(Data entries)
════════
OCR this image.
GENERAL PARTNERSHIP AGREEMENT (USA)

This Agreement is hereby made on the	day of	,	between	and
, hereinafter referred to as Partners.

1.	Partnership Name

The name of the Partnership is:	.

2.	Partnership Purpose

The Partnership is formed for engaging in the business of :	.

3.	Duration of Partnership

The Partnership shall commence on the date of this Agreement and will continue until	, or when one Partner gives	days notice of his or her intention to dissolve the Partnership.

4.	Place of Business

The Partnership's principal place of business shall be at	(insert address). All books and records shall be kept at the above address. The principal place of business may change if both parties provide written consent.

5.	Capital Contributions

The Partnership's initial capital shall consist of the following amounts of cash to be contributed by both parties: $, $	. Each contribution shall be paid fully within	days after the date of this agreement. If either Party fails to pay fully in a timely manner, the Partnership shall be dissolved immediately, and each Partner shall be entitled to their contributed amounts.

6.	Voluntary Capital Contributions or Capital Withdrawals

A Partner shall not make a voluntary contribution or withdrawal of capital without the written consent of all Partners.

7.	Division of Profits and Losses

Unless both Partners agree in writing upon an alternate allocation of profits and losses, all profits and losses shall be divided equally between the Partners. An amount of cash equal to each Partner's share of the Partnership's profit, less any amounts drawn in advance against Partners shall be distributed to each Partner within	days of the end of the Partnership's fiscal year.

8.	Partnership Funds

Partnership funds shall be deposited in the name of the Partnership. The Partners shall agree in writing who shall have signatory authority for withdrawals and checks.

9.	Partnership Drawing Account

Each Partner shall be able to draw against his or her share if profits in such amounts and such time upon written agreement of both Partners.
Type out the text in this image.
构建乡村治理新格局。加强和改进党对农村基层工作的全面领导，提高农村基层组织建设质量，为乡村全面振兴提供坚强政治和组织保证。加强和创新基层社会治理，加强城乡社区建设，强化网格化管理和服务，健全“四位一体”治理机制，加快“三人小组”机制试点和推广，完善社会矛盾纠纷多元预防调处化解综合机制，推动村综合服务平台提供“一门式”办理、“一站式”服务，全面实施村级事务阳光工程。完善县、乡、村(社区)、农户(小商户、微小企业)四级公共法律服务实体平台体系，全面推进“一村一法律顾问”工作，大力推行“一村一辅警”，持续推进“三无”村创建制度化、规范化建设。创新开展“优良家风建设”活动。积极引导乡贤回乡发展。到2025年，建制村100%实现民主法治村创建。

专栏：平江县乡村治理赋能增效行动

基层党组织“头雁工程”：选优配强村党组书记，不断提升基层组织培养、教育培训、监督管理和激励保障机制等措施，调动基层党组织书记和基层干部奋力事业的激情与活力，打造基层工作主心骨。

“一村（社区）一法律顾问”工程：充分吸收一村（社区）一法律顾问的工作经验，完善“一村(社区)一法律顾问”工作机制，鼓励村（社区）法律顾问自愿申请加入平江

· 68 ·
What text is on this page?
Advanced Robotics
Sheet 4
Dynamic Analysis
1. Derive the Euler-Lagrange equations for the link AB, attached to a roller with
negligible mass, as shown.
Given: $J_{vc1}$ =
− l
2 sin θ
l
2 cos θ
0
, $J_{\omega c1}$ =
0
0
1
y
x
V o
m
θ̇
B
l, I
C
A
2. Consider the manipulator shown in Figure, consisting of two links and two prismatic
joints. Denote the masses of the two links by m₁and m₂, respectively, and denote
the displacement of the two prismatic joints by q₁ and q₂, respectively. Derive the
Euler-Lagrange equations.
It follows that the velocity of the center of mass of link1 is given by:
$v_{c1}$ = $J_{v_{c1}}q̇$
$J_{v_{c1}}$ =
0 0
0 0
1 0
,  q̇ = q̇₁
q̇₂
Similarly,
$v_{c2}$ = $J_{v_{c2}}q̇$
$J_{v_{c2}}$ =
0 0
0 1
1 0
════════
WHAT IS NEEDED: All lines of the data above that include the word "image" must be shown.

SOLUTION TO THE PROBLEM:
OCR this image.
Type out the text in this image.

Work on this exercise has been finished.